Written instruction:
Produce a word-for-word copy of the listing below without its pictures.
■ ■ ■
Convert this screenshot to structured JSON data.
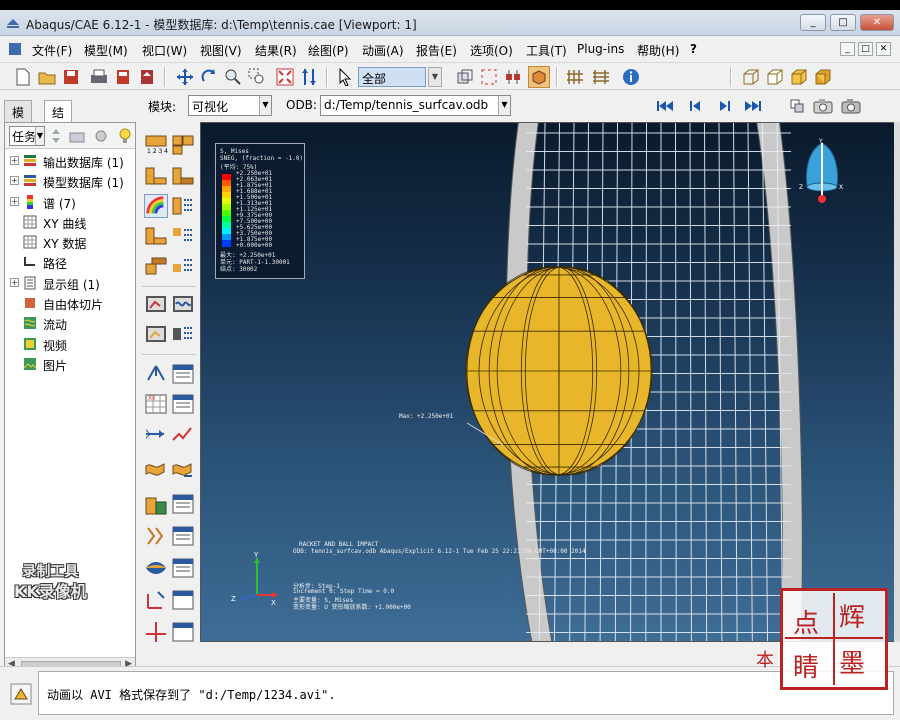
{
  "window": {
    "title": "Abaqus/CAE 6.12-1 - 模型数据库: d:\\Temp\\tennis.cae [Viewport: 1]",
    "controls": [
      "_",
      "□",
      "✕"
    ]
  },
  "menu": {
    "items": [
      "文件(F)",
      "模型(M)",
      "视口(W)",
      "视图(V)",
      "结果(R)",
      "绘图(P)",
      "动画(A)",
      "报告(E)",
      "选项(O)",
      "工具(T)",
      "Plug-ins",
      "帮助(H)",
      "?"
    ]
  },
  "toolbar": {
    "selection_filter": "全部"
  },
  "context": {
    "module_label": "模块:",
    "module_value": "可视化",
    "odb_label": "ODB:",
    "odb_value": "d:/Temp/tennis_surfcav.odb"
  },
  "left_tabs": [
    "模型",
    "结果"
  ],
  "tree": {
    "filter_value": "任务",
    "items": [
      {
        "label": "输出数据库 (1)",
        "expandable": true,
        "icon": "odb-icon"
      },
      {
        "label": "模型数据库 (1)",
        "expandable": true,
        "icon": "model-db-icon"
      },
      {
        "label": "谱 (7)",
        "expandable": true,
        "icon": "spectrum-icon"
      },
      {
        "label": "XY 曲线",
        "expandable": false,
        "icon": "xy-curve-icon"
      },
      {
        "label": "XY 数据",
        "expandable": false,
        "icon": "xy-data-icon"
      },
      {
        "label": "路径",
        "expandable": false,
        "icon": "path-icon"
      },
      {
        "label": "显示组 (1)",
        "expandable": true,
        "icon": "display-group-icon"
      },
      {
        "label": "自由体切片",
        "expandable": false,
        "icon": "free-body-icon"
      },
      {
        "label": "流动",
        "expandable": false,
        "icon": "stream-icon"
      },
      {
        "label": "视频",
        "expandable": false,
        "icon": "movie-icon"
      },
      {
        "label": "图片",
        "expandable": false,
        "icon": "image-icon"
      }
    ]
  },
  "viewport": {
    "legend": {
      "lines": [
        "S, Mises",
        "SNEG, (fraction = -1.0)",
        "(平均: 75%)",
        "+2.250e+01",
        "+2.063e+01",
        "+1.875e+01",
        "+1.688e+01",
        "+1.500e+01",
        "+1.313e+01",
        "+1.125e+01",
        "+9.375e+00",
        "+7.500e+00",
        "+5.625e+00",
        "+3.750e+00",
        "+1.875e+00",
        "+0.000e+00"
      ],
      "max_lines": [
        "最大: +2.250e+01",
        "单元: PART-1-1.30001",
        "结点: 30002"
      ],
      "colors": [
        "#ff0000",
        "#ff5a00",
        "#ffa500",
        "#ffd200",
        "#e6ff00",
        "#a0ff00",
        "#46ff00",
        "#00ff3c",
        "#00ffa0",
        "#00f0ff",
        "#0096ff",
        "#003cff"
      ]
    },
    "max_annotation": "Max: +2.250e+01",
    "info_lines": [
      "RACKET AND BALL IMPACT",
      "ODB: tennis_surfcav.odb    Abaqus/Explicit 6.12-1    Tue Feb 25 22:21:50 GMT+08:00 2014"
    ],
    "step_lines": [
      "分析步: Step-1",
      "Increment    0: Step Time = 0.0",
      "主要变量: S, Mises",
      "变形变量: U  变形缩放系数: +1.000e+00"
    ],
    "triad": {
      "x": "X",
      "y": "Y",
      "z": "Z"
    }
  },
  "message": "动画以 AVI 格式保存到了 \"d:/Temp/1234.avi\".",
  "overlay": {
    "watermark_lines": [
      "录制工具",
      "KK录像机"
    ],
    "seal_chars": [
      "点",
      "辉",
      "睛",
      "墨"
    ],
    "seal_side_text": "本"
  }
}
■ ■ ■
Response to this exercise:
Convert this screenshot to structured JSON data.
{
  "window": {
    "title": "Abaqus/CAE 6.12-1 - 模型数据库: d:\\Temp\\tennis.cae [Viewport: 1]",
    "controls": [
      "_",
      "□",
      "✕"
    ]
  },
  "menu": {
    "items": [
      "文件(F)",
      "模型(M)",
      "视口(W)",
      "视图(V)",
      "结果(R)",
      "绘图(P)",
      "动画(A)",
      "报告(E)",
      "选项(O)",
      "工具(T)",
      "Plug-ins",
      "帮助(H)",
      "?"
    ]
  },
  "toolbar": {
    "selection_filter": "全部"
  },
  "context": {
    "module_label": "模块:",
    "module_value": "可视化",
    "odb_label": "ODB:",
    "odb_value": "d:/Temp/tennis_surfcav.odb"
  },
  "left_tabs": [
    "模型",
    "结果"
  ],
  "tree": {
    "filter_value": "任务",
    "items": [
      {
        "label": "输出数据库 (1)",
        "expandable": true,
        "icon": "odb-icon"
      },
      {
        "label": "模型数据库 (1)",
        "expandable": true,
        "icon": "model-db-icon"
      },
      {
        "label": "谱 (7)",
        "expandable": true,
        "icon": "spectrum-icon"
      },
      {
        "label": "XY 曲线",
        "expandable": false,
        "icon": "xy-curve-icon"
      },
      {
        "label": "XY 数据",
        "expandable": false,
        "icon": "xy-data-icon"
      },
      {
        "label": "路径",
        "expandable": false,
        "icon": "path-icon"
      },
      {
        "label": "显示组 (1)",
        "expandable": true,
        "icon": "display-group-icon"
      },
      {
        "label": "自由体切片",
        "expandable": false,
        "icon": "free-body-icon"
      },
      {
        "label": "流动",
        "expandable": false,
        "icon": "stream-icon"
      },
      {
        "label": "视频",
        "expandable": false,
        "icon": "movie-icon"
      },
      {
        "label": "图片",
        "expandable": false,
        "icon": "image-icon"
      }
    ]
  },
  "viewport": {
    "legend": {
      "lines": [
        "S, Mises",
        "SNEG, (fraction = -1.0)",
        "(平均: 75%)",
        "+2.250e+01",
        "+2.063e+01",
        "+1.875e+01",
        "+1.688e+01",
        "+1.500e+01",
        "+1.313e+01",
        "+1.125e+01",
        "+9.375e+00",
        "+7.500e+00",
        "+5.625e+00",
        "+3.750e+00",
        "+1.875e+00",
        "+0.000e+00"
      ],
      "max_lines": [
        "最大: +2.250e+01",
        "单元: PART-1-1.30001",
        "结点: 30002"
      ],
      "colors": [
        "#ff0000",
        "#ff5a00",
        "#ffa500",
        "#ffd200",
        "#e6ff00",
        "#a0ff00",
        "#46ff00",
        "#00ff3c",
        "#00ffa0",
        "#00f0ff",
        "#0096ff",
        "#003cff"
      ]
    },
    "max_annotation": "Max: +2.250e+01",
    "info_lines": [
      "RACKET AND BALL IMPACT",
      "ODB: tennis_surfcav.odb    Abaqus/Explicit 6.12-1    Tue Feb 25 22:21:50 GMT+08:00 2014"
    ],
    "step_lines": [
      "分析步: Step-1",
      "Increment    0: Step Time = 0.0",
      "主要变量: S, Mises",
      "变形变量: U  变形缩放系数: +1.000e+00"
    ],
    "triad": {
      "x": "X",
      "y": "Y",
      "z": "Z"
    }
  },
  "message": "动画以 AVI 格式保存到了 \"d:/Temp/1234.avi\".",
  "overlay": {
    "watermark_lines": [
      "录制工具",
      "KK录像机"
    ],
    "seal_chars": [
      "点",
      "辉",
      "睛",
      "墨"
    ],
    "seal_side_text": "本"
  }
}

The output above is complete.